> Extracted information
-=-=-=-=-

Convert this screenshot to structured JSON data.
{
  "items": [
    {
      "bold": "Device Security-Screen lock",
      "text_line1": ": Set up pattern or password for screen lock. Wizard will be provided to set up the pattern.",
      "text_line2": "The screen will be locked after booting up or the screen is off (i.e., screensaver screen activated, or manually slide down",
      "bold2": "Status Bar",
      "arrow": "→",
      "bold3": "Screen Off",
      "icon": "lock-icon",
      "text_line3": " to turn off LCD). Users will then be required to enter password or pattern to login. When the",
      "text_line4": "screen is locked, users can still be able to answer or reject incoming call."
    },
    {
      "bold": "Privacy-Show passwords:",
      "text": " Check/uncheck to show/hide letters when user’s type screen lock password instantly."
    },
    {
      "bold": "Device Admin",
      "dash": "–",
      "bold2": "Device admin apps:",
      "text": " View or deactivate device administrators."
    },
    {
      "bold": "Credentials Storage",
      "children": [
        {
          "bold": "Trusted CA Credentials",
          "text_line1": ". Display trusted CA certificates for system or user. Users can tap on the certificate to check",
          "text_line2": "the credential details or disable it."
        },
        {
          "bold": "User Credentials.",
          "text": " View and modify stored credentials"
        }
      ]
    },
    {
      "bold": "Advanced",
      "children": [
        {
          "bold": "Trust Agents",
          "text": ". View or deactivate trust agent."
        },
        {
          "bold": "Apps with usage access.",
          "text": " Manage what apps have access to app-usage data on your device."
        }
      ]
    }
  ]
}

-=-=-=-=-

Each line above must be printed exactly as it appears.

> Response to the exercise
Convert this screenshot to structured JSON data.
{
  "items": [
    {
      "bold": "Device Security-Screen lock",
      "text_line1": ": Set up pattern or password for screen lock. Wizard will be provided to set up the pattern.",
      "text_line2": "The screen will be locked after booting up or the screen is off (i.e., screensaver screen activated, or manually slide down",
      "bold2": "Status Bar",
      "arrow": "→",
      "bold3": "Screen Off",
      "icon": "lock-icon",
      "text_line3": " to turn off LCD). Users will then be required to enter password or pattern to login. When the",
      "text_line4": "screen is locked, users can still be able to answer or reject incoming call."
    },
    {
      "bold": "Privacy-Show passwords:",
      "text": " Check/uncheck to show/hide letters when user’s type screen lock password instantly."
    },
    {
      "bold": "Device Admin",
      "dash": "–",
      "bold2": "Device admin apps:",
      "text": " View or deactivate device administrators."
    },
    {
      "bold": "Credentials Storage",
      "children": [
        {
          "bold": "Trusted CA Credentials",
          "text_line1": ". Display trusted CA certificates for system or user. Users can tap on the certificate to check",
          "text_line2": "the credential details or disable it."
        },
        {
          "bold": "User Credentials.",
          "text": " View and modify stored credentials"
        }
      ]
    },
    {
      "bold": "Advanced",
      "children": [
        {
          "bold": "Trust Agents",
          "text": ". View or deactivate trust agent."
        },
        {
          "bold": "Apps with usage access.",
          "text": " Manage what apps have access to app-usage data on your device."
        }
      ]
    }
  ]
}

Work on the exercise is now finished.